Exercise aim ▸ Identify, in the records below, every line where the string "this" appears, and copy each such line.

### Records supplied

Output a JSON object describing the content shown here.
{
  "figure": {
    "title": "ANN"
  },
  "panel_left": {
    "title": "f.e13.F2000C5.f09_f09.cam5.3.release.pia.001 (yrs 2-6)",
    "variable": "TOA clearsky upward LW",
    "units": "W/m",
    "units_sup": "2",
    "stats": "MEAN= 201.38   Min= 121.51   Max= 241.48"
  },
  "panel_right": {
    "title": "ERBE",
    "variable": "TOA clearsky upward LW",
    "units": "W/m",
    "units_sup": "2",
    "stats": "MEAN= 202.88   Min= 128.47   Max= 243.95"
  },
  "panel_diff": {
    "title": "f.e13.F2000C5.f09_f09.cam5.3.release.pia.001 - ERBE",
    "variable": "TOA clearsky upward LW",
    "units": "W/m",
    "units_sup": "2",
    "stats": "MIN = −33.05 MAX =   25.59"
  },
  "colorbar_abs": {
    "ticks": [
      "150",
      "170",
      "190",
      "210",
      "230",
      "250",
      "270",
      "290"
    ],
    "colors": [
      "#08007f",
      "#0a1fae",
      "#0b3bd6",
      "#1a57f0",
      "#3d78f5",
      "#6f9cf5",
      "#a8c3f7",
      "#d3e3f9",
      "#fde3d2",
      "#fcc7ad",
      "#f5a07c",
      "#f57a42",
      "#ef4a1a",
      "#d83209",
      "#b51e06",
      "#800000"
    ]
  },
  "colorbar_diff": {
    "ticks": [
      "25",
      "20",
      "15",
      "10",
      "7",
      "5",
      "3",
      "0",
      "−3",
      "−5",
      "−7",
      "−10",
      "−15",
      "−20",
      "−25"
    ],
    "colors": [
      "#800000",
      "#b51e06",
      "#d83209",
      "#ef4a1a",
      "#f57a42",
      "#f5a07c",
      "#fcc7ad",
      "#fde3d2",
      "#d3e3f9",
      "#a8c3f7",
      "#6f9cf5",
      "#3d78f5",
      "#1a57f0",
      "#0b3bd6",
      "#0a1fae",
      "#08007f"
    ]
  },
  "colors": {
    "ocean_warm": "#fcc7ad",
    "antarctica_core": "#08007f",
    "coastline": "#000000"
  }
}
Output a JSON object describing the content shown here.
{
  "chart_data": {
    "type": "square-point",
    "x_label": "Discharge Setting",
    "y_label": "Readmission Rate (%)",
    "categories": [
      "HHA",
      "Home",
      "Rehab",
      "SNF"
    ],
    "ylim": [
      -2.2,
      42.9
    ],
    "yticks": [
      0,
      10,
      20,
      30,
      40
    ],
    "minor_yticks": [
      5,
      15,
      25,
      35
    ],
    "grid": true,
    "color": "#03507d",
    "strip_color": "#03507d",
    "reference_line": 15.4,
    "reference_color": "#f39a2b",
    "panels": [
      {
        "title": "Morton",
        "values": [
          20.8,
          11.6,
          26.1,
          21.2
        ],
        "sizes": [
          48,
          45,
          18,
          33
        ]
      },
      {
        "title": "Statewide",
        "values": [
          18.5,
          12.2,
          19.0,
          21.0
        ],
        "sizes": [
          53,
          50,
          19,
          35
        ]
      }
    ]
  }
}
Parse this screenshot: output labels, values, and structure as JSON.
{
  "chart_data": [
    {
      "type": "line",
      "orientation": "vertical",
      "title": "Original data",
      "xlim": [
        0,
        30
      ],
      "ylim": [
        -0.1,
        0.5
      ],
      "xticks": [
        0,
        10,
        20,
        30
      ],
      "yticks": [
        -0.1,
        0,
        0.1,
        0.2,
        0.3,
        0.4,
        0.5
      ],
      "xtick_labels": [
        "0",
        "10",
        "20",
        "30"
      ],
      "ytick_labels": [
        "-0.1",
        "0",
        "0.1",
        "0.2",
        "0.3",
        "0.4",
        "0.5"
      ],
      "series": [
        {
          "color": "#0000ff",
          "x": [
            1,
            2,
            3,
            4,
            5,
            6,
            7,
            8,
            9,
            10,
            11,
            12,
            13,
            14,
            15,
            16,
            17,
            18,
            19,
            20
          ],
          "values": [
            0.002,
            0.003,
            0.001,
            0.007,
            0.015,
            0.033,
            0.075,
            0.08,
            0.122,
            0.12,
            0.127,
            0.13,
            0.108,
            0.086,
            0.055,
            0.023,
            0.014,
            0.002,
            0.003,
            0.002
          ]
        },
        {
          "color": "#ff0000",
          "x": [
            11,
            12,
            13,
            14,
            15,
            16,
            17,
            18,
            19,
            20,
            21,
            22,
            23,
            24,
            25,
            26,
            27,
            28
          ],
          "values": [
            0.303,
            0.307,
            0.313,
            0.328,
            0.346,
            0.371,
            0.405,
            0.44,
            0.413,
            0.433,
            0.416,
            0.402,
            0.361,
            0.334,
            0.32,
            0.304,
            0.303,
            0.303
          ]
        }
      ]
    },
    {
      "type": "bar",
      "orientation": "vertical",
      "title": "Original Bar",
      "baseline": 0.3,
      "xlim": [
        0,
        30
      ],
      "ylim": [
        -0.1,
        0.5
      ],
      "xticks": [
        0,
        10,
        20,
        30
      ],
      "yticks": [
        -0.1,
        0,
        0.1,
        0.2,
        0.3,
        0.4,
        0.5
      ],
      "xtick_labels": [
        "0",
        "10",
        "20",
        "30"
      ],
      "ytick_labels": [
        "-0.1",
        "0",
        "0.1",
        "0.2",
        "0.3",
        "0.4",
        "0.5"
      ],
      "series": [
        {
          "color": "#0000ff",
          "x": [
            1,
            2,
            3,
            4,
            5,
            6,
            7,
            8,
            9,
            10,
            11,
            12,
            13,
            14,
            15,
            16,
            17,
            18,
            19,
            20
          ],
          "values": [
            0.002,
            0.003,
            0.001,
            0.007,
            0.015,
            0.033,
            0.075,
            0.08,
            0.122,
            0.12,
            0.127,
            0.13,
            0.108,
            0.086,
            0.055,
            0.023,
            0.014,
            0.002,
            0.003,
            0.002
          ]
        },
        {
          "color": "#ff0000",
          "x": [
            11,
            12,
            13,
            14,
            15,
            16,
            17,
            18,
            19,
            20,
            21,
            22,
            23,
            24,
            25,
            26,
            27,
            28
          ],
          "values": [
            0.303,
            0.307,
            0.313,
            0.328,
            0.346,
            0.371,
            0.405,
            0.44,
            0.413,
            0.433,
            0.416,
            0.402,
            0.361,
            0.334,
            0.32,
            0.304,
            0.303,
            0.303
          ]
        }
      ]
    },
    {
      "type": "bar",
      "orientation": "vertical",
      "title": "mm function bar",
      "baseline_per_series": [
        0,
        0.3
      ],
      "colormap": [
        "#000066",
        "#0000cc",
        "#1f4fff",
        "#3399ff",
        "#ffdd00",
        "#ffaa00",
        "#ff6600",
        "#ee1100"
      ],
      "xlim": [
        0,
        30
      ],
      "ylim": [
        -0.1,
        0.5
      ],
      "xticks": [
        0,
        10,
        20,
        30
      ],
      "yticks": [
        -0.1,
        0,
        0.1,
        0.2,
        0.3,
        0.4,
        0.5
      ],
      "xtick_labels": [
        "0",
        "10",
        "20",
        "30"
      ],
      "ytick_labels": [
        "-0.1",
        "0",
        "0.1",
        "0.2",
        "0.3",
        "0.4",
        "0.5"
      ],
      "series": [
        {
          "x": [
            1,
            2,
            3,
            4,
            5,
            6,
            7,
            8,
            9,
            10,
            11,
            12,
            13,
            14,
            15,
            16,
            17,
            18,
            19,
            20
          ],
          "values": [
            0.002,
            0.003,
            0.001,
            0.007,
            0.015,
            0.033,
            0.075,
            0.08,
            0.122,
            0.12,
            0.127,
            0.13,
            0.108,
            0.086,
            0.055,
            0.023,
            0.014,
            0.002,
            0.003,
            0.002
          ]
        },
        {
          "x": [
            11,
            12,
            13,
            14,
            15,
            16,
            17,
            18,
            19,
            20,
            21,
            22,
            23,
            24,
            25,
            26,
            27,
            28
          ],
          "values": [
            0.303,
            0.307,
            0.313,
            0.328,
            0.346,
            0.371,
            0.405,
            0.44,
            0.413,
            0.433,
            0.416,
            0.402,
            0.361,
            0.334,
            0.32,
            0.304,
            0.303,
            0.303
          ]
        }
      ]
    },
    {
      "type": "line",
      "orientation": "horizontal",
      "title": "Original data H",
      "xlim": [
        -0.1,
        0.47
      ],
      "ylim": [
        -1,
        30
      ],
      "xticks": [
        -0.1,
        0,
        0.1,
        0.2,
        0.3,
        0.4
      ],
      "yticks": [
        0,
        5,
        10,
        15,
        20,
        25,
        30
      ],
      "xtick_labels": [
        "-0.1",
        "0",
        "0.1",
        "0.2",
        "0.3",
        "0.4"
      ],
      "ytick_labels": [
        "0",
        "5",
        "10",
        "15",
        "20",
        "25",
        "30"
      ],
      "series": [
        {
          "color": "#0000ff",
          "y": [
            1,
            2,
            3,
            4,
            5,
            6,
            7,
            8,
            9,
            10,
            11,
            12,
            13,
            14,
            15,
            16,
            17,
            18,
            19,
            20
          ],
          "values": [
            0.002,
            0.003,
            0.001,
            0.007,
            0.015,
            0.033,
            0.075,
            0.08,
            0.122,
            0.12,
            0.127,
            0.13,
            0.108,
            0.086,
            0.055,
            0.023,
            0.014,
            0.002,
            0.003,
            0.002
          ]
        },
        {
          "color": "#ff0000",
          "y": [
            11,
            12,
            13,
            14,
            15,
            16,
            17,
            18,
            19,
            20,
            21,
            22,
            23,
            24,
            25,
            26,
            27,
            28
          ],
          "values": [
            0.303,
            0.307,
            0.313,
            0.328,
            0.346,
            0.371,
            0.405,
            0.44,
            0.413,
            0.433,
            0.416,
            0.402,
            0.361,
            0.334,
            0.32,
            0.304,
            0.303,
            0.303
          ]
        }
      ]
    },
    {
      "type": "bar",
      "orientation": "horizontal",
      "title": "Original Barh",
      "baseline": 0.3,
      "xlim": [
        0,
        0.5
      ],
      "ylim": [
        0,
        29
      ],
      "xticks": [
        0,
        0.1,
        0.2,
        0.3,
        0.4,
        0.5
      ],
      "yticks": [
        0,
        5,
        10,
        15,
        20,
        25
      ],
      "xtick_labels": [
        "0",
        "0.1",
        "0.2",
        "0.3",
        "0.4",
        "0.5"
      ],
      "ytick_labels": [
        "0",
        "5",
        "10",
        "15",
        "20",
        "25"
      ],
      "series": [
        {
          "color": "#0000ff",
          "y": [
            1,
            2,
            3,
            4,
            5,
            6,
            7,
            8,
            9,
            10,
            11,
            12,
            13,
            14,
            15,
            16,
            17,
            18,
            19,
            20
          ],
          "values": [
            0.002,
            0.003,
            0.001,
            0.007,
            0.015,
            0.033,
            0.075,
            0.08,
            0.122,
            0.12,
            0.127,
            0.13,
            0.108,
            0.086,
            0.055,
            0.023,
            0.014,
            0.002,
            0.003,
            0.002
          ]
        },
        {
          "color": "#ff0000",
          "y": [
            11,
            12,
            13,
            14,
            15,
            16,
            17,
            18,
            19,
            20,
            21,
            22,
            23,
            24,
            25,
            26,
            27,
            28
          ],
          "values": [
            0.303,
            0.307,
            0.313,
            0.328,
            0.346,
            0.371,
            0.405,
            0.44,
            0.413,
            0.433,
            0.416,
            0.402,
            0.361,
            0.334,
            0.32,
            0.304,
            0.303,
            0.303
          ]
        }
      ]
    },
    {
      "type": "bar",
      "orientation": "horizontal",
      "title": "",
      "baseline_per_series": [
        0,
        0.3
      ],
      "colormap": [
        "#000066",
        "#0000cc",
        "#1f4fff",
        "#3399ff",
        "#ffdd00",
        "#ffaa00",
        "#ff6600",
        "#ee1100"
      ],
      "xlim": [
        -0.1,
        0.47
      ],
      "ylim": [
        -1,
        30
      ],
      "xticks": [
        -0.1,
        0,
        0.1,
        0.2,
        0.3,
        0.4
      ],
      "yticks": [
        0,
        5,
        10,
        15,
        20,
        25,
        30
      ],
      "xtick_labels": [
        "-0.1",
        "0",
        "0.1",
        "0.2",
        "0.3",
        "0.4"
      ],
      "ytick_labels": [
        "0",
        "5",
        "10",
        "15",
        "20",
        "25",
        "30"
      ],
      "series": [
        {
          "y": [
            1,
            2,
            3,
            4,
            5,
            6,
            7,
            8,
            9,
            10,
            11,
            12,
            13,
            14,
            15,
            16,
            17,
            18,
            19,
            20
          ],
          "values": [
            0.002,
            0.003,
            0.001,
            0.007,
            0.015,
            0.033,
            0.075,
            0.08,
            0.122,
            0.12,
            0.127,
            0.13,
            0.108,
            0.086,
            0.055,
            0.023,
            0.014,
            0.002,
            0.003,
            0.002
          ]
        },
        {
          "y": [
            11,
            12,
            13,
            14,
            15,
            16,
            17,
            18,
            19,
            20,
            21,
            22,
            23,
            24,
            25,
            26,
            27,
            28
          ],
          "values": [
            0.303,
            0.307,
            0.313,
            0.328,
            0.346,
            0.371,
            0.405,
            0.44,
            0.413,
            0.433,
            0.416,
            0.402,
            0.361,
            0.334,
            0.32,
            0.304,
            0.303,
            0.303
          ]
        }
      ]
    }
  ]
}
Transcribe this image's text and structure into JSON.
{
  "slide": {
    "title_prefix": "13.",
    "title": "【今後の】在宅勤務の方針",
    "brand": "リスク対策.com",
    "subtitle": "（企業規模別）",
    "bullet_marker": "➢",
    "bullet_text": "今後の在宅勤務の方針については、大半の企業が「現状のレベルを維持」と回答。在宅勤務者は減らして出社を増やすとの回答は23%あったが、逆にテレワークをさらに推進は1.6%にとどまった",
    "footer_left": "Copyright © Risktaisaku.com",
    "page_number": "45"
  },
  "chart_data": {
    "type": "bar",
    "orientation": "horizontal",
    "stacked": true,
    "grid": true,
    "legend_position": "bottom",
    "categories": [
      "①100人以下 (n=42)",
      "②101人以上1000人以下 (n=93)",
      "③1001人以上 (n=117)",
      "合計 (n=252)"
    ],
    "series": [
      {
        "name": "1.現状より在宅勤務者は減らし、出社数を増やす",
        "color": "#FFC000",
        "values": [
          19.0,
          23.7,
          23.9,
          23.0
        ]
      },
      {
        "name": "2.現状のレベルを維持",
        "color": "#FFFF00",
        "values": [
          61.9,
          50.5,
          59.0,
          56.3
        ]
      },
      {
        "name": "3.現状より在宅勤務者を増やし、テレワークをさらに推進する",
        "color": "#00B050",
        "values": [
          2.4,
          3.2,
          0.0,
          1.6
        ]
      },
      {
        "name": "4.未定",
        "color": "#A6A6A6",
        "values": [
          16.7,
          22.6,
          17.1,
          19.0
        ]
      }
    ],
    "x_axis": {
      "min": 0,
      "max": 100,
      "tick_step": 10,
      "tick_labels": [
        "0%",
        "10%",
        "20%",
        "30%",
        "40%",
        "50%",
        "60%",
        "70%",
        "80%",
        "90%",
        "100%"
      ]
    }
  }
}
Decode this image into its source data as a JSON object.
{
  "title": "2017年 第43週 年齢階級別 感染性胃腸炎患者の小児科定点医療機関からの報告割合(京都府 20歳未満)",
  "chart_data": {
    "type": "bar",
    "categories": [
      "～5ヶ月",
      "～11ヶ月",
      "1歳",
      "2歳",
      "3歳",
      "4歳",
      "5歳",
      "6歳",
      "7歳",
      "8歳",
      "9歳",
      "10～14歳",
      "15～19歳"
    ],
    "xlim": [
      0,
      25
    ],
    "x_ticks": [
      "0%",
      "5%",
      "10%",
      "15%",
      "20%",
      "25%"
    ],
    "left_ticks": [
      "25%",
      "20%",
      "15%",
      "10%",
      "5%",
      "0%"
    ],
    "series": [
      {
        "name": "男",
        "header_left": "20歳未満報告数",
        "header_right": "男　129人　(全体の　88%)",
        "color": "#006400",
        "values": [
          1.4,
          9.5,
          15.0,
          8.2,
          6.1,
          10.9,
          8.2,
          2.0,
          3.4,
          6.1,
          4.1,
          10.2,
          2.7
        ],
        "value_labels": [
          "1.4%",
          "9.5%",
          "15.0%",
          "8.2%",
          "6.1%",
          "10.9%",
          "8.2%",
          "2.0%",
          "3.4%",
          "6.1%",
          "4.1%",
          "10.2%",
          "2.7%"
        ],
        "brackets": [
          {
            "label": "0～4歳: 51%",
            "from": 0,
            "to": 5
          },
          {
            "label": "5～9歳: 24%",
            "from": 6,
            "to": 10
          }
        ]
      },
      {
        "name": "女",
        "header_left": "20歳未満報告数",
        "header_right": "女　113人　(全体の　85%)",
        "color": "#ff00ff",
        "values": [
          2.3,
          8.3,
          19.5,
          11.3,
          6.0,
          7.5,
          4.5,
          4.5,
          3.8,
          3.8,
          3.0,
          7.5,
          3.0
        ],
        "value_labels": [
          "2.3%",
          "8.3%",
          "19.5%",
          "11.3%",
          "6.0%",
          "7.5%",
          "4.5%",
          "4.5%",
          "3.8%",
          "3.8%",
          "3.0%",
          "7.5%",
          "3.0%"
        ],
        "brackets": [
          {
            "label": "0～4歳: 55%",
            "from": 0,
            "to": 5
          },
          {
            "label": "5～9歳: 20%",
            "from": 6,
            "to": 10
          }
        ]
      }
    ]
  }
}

######

Response below ▸
Parse this screenshot: output labels, values, and structure as JSON.
Transcribe this image's text and structure into JSON.
Decode this image into its source data as a JSON object.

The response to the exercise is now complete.